Records from a data collection:
▼▼▼

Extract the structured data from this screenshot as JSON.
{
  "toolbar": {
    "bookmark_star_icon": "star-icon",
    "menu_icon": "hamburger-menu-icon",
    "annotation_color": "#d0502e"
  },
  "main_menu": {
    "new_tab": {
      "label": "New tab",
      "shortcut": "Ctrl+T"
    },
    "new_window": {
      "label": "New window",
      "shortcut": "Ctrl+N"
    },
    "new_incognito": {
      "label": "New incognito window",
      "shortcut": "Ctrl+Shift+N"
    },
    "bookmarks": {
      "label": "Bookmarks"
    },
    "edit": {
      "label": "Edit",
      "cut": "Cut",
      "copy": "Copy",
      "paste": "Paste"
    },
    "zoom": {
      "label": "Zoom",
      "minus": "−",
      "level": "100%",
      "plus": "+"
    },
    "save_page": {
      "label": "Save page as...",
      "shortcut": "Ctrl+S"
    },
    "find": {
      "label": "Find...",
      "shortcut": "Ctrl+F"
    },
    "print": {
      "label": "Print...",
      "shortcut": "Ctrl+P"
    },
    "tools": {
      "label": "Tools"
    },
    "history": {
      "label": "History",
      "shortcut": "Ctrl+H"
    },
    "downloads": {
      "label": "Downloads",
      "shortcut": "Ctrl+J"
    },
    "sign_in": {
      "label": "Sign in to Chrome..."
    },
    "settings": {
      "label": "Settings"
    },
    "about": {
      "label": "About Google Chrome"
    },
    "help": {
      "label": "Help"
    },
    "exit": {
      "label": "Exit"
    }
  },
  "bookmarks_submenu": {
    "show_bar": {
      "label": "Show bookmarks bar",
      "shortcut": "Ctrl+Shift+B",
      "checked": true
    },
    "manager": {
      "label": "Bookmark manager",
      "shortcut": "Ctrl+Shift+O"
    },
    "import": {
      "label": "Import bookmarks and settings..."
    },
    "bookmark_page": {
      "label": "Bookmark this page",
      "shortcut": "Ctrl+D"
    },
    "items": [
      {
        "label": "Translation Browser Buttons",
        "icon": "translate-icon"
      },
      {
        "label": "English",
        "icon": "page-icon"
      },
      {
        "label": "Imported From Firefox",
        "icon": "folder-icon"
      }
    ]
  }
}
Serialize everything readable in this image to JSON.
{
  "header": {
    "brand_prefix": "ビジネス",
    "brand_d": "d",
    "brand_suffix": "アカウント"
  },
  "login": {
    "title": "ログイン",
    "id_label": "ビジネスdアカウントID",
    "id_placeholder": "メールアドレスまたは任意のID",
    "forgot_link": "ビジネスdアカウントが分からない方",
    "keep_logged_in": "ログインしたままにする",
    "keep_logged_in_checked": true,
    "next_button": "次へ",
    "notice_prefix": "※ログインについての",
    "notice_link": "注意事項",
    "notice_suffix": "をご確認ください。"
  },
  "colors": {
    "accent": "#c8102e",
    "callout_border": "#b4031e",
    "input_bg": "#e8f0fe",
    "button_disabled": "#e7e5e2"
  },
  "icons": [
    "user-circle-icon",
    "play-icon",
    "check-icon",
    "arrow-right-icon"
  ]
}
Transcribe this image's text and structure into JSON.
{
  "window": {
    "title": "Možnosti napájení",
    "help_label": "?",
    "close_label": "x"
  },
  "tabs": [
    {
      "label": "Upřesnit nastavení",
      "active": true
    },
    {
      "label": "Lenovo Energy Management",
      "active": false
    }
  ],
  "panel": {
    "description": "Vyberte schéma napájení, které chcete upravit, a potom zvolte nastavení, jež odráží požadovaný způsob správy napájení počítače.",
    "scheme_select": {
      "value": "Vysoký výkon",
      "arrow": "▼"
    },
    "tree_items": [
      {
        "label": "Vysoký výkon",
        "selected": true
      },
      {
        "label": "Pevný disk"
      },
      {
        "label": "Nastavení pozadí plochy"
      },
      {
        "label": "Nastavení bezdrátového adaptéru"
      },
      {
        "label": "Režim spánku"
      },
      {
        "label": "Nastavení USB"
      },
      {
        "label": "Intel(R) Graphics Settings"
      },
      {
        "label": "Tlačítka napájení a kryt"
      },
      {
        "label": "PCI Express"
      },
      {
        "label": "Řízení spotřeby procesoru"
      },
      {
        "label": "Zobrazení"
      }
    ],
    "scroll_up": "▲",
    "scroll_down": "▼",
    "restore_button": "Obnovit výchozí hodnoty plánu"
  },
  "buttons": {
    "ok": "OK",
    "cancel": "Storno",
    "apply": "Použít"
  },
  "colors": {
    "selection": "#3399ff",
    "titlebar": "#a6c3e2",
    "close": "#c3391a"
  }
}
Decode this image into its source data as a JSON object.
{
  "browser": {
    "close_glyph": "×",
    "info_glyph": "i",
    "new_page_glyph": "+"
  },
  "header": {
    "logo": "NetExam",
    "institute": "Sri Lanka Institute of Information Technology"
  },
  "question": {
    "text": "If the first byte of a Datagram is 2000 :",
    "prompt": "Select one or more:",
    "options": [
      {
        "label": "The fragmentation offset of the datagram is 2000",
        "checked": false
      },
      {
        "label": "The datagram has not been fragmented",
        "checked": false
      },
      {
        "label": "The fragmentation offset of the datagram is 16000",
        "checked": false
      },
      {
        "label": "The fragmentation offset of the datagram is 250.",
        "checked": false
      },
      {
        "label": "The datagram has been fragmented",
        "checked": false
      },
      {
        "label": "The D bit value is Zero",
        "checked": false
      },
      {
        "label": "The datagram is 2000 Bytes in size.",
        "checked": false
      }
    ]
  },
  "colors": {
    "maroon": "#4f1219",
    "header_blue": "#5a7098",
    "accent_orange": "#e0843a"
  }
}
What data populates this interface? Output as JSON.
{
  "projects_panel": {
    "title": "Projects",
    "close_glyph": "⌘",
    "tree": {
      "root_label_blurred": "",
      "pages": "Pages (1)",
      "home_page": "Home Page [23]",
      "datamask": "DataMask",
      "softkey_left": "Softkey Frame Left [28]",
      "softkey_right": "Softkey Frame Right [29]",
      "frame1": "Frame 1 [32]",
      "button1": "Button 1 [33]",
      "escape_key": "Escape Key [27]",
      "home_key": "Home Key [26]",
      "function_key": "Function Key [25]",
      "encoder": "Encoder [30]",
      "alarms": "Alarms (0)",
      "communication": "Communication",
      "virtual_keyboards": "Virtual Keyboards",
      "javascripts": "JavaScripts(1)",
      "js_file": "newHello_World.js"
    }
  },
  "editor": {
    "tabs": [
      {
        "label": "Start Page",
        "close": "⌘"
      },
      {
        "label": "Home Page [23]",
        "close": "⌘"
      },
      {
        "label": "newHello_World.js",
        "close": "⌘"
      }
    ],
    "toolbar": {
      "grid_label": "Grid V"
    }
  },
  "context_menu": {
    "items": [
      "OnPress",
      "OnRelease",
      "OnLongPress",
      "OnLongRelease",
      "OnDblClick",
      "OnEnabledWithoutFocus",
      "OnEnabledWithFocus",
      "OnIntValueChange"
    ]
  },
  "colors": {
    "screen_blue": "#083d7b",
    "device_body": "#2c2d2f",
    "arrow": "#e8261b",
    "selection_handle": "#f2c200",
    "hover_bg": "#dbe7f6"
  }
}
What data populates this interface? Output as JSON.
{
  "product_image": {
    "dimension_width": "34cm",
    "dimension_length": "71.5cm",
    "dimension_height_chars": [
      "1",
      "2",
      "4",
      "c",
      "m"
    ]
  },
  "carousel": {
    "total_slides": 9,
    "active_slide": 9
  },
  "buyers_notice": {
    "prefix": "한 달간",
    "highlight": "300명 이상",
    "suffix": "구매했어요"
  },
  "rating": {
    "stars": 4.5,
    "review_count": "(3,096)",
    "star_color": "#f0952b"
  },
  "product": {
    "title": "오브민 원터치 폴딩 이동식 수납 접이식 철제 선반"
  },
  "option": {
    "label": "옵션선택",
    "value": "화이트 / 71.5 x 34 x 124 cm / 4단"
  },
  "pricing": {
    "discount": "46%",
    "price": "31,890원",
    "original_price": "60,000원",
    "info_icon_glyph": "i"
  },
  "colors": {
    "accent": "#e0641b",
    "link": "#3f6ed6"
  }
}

▲▲▲

Find the lines containing "Ctrl" and list every one of them.

      "shortcut": "Ctrl+T"
      "shortcut": "Ctrl+N"
      "shortcut": "Ctrl+Shift+N"
      "shortcut": "Ctrl+S"
      "shortcut": "Ctrl+F"
      "shortcut": "Ctrl+P"
      "shortcut": "Ctrl+H"
      "shortcut": "Ctrl+J"
      "shortcut": "Ctrl+Shift+B",
      "shortcut": "Ctrl+Shift+O"
      "shortcut": "Ctrl+D"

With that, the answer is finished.